▼
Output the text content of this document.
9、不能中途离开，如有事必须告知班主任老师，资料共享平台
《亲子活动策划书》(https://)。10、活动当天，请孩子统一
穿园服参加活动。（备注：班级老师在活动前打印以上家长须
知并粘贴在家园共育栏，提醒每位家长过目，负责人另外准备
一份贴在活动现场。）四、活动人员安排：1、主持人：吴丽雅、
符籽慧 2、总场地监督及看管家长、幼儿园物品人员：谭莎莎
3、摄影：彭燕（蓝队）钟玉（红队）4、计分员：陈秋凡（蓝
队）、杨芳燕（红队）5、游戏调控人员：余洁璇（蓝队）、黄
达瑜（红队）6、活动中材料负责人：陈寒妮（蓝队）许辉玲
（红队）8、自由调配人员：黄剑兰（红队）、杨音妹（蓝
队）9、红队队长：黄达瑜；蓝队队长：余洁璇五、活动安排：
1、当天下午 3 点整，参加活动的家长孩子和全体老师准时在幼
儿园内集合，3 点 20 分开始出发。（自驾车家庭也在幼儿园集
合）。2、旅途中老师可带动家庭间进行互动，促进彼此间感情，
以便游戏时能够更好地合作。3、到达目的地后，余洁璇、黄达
▲
* _WHAT THE TASK ASKS_:
Reproduce every line of the material above exactly.

* _REPLY TO THE TASK_:
Output the text content of this document.
9、不能中途离开，如有事必须告知班主任老师，资料共享平台
《亲子活动策划书》(https://)。10、活动当天，请孩子统一
穿园服参加活动。（备注：班级老师在活动前打印以上家长须
知并粘贴在家园共育栏，提醒每位家长过目，负责人另外准备
一份贴在活动现场。）四、活动人员安排：1、主持人：吴丽雅、
符籽慧 2、总场地监督及看管家长、幼儿园物品人员：谭莎莎
3、摄影：彭燕（蓝队）钟玉（红队）4、计分员：陈秋凡（蓝
队）、杨芳燕（红队）5、游戏调控人员：余洁璇（蓝队）、黄
达瑜（红队）6、活动中材料负责人：陈寒妮（蓝队）许辉玲
（红队）8、自由调配人员：黄剑兰（红队）、杨音妹（蓝
队）9、红队队长：黄达瑜；蓝队队长：余洁璇五、活动安排：
1、当天下午 3 点整，参加活动的家长孩子和全体老师准时在幼
儿园内集合，3 点 20 分开始出发。（自驾车家庭也在幼儿园集
合）。2、旅途中老师可带动家庭间进行互动，促进彼此间感情，
以便游戏时能够更好地合作。3、到达目的地后，余洁璇、黄达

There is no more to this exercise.